→ SUPPLIED RECORDS:
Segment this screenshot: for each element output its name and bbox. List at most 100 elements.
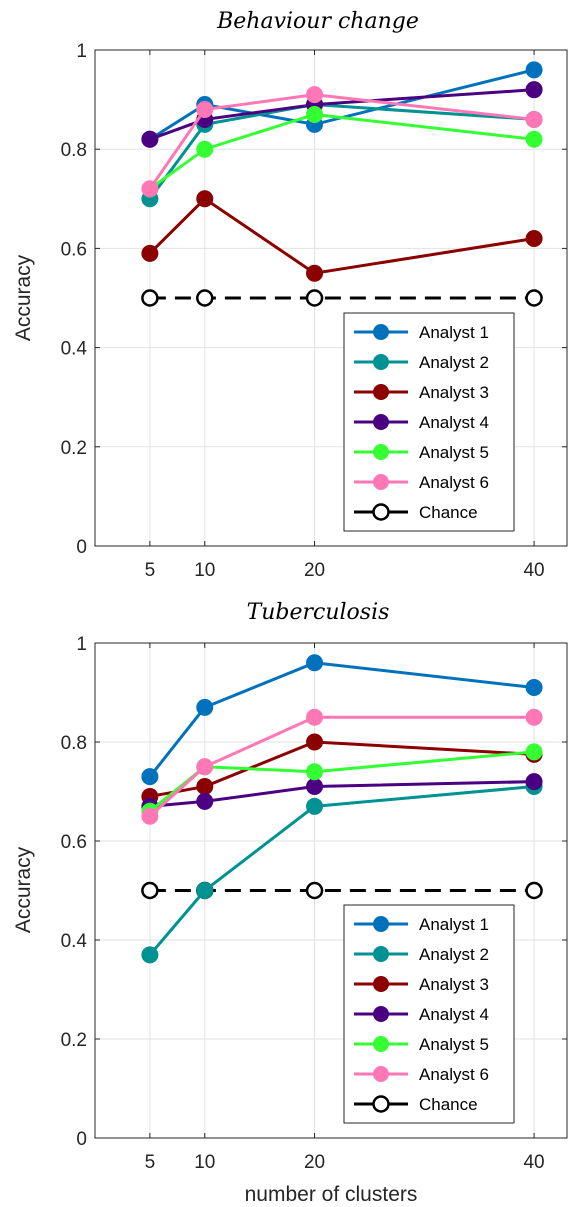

* * *

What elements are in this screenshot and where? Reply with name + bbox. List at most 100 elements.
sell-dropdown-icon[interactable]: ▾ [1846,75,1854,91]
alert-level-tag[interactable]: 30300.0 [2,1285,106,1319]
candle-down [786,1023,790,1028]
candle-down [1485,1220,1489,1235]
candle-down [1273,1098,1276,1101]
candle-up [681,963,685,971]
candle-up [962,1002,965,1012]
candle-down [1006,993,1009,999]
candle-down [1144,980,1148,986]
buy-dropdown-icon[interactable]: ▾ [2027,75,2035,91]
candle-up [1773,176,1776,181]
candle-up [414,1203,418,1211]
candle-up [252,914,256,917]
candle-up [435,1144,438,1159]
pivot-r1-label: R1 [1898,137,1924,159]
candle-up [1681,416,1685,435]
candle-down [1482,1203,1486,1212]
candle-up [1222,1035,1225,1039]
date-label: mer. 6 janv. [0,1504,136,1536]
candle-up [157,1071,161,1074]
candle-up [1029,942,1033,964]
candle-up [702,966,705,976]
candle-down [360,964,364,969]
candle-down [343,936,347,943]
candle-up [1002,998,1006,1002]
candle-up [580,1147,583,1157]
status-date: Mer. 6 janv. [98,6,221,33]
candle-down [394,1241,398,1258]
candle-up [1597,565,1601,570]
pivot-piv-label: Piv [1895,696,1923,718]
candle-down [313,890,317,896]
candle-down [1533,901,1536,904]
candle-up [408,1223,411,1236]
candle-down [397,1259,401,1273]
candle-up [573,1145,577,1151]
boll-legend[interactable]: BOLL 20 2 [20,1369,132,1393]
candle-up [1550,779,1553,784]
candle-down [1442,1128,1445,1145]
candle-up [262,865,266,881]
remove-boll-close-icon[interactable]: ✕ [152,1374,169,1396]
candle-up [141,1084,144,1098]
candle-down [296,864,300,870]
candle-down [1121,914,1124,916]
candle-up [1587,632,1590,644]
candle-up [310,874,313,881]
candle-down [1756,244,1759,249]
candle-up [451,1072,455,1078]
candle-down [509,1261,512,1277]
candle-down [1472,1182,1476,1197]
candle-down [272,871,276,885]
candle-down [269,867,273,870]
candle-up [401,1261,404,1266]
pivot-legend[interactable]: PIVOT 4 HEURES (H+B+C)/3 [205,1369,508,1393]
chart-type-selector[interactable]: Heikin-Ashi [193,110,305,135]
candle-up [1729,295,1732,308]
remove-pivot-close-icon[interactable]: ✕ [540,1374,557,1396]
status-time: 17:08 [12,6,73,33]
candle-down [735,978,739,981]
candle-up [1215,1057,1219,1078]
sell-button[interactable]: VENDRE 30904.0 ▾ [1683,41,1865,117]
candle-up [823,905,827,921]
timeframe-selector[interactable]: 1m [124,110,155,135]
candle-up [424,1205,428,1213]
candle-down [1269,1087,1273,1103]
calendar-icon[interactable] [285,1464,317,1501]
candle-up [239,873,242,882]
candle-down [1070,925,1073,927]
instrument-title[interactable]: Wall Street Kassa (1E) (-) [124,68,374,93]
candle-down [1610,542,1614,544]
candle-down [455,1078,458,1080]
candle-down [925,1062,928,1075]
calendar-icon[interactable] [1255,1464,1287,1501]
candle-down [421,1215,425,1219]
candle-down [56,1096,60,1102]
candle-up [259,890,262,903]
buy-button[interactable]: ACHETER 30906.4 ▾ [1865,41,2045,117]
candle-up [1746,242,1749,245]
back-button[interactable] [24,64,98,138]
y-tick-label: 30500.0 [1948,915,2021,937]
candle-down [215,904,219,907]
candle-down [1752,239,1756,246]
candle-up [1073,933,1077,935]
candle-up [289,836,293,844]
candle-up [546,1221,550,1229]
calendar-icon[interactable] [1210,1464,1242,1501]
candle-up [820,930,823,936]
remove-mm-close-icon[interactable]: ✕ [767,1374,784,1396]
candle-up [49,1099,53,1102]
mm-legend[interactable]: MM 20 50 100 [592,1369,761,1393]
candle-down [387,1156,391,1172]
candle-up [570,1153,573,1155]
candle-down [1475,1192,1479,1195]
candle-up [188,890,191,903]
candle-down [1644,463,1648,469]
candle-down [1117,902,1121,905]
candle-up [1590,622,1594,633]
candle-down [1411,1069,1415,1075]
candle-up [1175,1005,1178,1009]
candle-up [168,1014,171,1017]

→ GIVEN TASK: Format the lines from the one containing "What elements are" through the one containing "candle-up [1773,176,1776,181]", inclusive, as a numbered list, omitting any blank lines.

→ EXERCISE RESPONSE:
1. What elements are in this screenshot and where? Reply with name + bbox. List at most 100 elements.
2. sell-dropdown-icon[interactable]: ▾ [1846,75,1854,91]
3. alert-level-tag[interactable]: 30300.0 [2,1285,106,1319]
4. candle-down [786,1023,790,1028]
5. candle-down [1485,1220,1489,1235]
6. candle-down [1273,1098,1276,1101]
7. candle-up [681,963,685,971]
8. candle-up [962,1002,965,1012]
9. candle-down [1006,993,1009,999]
10. candle-down [1144,980,1148,986]
11. buy-dropdown-icon[interactable]: ▾ [2027,75,2035,91]
12. candle-up [1773,176,1776,181]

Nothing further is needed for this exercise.